■ EXTRACTED INFORMATION ■
## begin

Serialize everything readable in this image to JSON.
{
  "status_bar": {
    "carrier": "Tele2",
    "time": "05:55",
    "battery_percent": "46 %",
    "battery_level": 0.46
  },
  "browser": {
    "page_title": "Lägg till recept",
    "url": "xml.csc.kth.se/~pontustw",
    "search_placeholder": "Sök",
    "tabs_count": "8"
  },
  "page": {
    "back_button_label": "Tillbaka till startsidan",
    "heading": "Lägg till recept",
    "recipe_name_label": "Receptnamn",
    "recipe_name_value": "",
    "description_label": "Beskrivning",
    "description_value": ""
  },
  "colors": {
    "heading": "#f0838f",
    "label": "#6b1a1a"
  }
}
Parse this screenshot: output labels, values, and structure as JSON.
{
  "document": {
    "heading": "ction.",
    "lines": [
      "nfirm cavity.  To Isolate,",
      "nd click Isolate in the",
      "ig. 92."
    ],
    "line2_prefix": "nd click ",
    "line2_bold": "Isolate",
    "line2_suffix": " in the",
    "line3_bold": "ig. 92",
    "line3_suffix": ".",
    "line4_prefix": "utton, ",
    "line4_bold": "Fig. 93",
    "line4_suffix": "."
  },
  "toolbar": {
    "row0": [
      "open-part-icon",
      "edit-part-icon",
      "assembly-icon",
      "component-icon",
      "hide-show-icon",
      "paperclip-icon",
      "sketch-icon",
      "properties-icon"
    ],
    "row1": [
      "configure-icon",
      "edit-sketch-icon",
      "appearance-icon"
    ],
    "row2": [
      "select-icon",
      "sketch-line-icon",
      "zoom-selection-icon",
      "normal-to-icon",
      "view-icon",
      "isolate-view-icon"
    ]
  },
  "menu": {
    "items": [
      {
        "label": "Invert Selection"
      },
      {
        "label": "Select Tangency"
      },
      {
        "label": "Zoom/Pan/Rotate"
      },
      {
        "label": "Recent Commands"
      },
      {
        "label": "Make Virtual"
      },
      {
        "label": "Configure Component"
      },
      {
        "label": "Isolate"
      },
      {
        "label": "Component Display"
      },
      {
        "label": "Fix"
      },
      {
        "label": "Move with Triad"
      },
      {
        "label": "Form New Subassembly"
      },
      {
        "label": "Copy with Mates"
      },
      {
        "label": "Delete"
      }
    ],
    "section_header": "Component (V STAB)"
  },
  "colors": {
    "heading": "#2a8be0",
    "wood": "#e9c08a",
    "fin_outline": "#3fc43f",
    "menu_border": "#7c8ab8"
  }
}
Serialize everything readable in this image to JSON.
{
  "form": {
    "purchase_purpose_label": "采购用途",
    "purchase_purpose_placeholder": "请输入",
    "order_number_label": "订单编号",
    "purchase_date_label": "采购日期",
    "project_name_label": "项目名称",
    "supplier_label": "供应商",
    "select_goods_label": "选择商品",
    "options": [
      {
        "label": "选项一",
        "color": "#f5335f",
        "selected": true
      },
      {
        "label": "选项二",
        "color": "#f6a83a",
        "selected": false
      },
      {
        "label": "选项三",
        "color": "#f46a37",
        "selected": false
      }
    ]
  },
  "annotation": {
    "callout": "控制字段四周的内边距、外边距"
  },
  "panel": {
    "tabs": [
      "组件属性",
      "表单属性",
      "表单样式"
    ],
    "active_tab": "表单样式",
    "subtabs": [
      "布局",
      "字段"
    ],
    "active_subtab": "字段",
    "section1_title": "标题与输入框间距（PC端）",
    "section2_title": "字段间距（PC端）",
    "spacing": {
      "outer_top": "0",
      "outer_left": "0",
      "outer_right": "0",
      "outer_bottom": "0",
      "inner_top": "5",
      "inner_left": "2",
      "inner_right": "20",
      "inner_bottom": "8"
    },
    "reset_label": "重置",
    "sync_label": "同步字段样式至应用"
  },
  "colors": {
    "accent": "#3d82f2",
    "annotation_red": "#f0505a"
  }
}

## end

■ TASK INSTRUCTIONS ■
Return all of the above records exactly, leaving no line out.

■ THE SOLUTION ■
Serialize everything readable in this image to JSON.
{
  "status_bar": {
    "carrier": "Tele2",
    "time": "05:55",
    "battery_percent": "46 %",
    "battery_level": 0.46
  },
  "browser": {
    "page_title": "Lägg till recept",
    "url": "xml.csc.kth.se/~pontustw",
    "search_placeholder": "Sök",
    "tabs_count": "8"
  },
  "page": {
    "back_button_label": "Tillbaka till startsidan",
    "heading": "Lägg till recept",
    "recipe_name_label": "Receptnamn",
    "recipe_name_value": "",
    "description_label": "Beskrivning",
    "description_value": ""
  },
  "colors": {
    "heading": "#f0838f",
    "label": "#6b1a1a"
  }
}
Parse this screenshot: output labels, values, and structure as JSON.
{
  "document": {
    "heading": "ction.",
    "lines": [
      "nfirm cavity.  To Isolate,",
      "nd click Isolate in the",
      "ig. 92."
    ],
    "line2_prefix": "nd click ",
    "line2_bold": "Isolate",
    "line2_suffix": " in the",
    "line3_bold": "ig. 92",
    "line3_suffix": ".",
    "line4_prefix": "utton, ",
    "line4_bold": "Fig. 93",
    "line4_suffix": "."
  },
  "toolbar": {
    "row0": [
      "open-part-icon",
      "edit-part-icon",
      "assembly-icon",
      "component-icon",
      "hide-show-icon",
      "paperclip-icon",
      "sketch-icon",
      "properties-icon"
    ],
    "row1": [
      "configure-icon",
      "edit-sketch-icon",
      "appearance-icon"
    ],
    "row2": [
      "select-icon",
      "sketch-line-icon",
      "zoom-selection-icon",
      "normal-to-icon",
      "view-icon",
      "isolate-view-icon"
    ]
  },
  "menu": {
    "items": [
      {
        "label": "Invert Selection"
      },
      {
        "label": "Select Tangency"
      },
      {
        "label": "Zoom/Pan/Rotate"
      },
      {
        "label": "Recent Commands"
      },
      {
        "label": "Make Virtual"
      },
      {
        "label": "Configure Component"
      },
      {
        "label": "Isolate"
      },
      {
        "label": "Component Display"
      },
      {
        "label": "Fix"
      },
      {
        "label": "Move with Triad"
      },
      {
        "label": "Form New Subassembly"
      },
      {
        "label": "Copy with Mates"
      },
      {
        "label": "Delete"
      }
    ],
    "section_header": "Component (V STAB)"
  },
  "colors": {
    "heading": "#2a8be0",
    "wood": "#e9c08a",
    "fin_outline": "#3fc43f",
    "menu_border": "#7c8ab8"
  }
}
Serialize everything readable in this image to JSON.
{
  "form": {
    "purchase_purpose_label": "采购用途",
    "purchase_purpose_placeholder": "请输入",
    "order_number_label": "订单编号",
    "purchase_date_label": "采购日期",
    "project_name_label": "项目名称",
    "supplier_label": "供应商",
    "select_goods_label": "选择商品",
    "options": [
      {
        "label": "选项一",
        "color": "#f5335f",
        "selected": true
      },
      {
        "label": "选项二",
        "color": "#f6a83a",
        "selected": false
      },
      {
        "label": "选项三",
        "color": "#f46a37",
        "selected": false
      }
    ]
  },
  "annotation": {
    "callout": "控制字段四周的内边距、外边距"
  },
  "panel": {
    "tabs": [
      "组件属性",
      "表单属性",
      "表单样式"
    ],
    "active_tab": "表单样式",
    "subtabs": [
      "布局",
      "字段"
    ],
    "active_subtab": "字段",
    "section1_title": "标题与输入框间距（PC端）",
    "section2_title": "字段间距（PC端）",
    "spacing": {
      "outer_top": "0",
      "outer_left": "0",
      "outer_right": "0",
      "outer_bottom": "0",
      "inner_top": "5",
      "inner_left": "2",
      "inner_right": "20",
      "inner_bottom": "8"
    },
    "reset_label": "重置",
    "sync_label": "同步字段样式至应用"
  },
  "colors": {
    "accent": "#3d82f2",
    "annotation_red": "#f0505a"
  }
}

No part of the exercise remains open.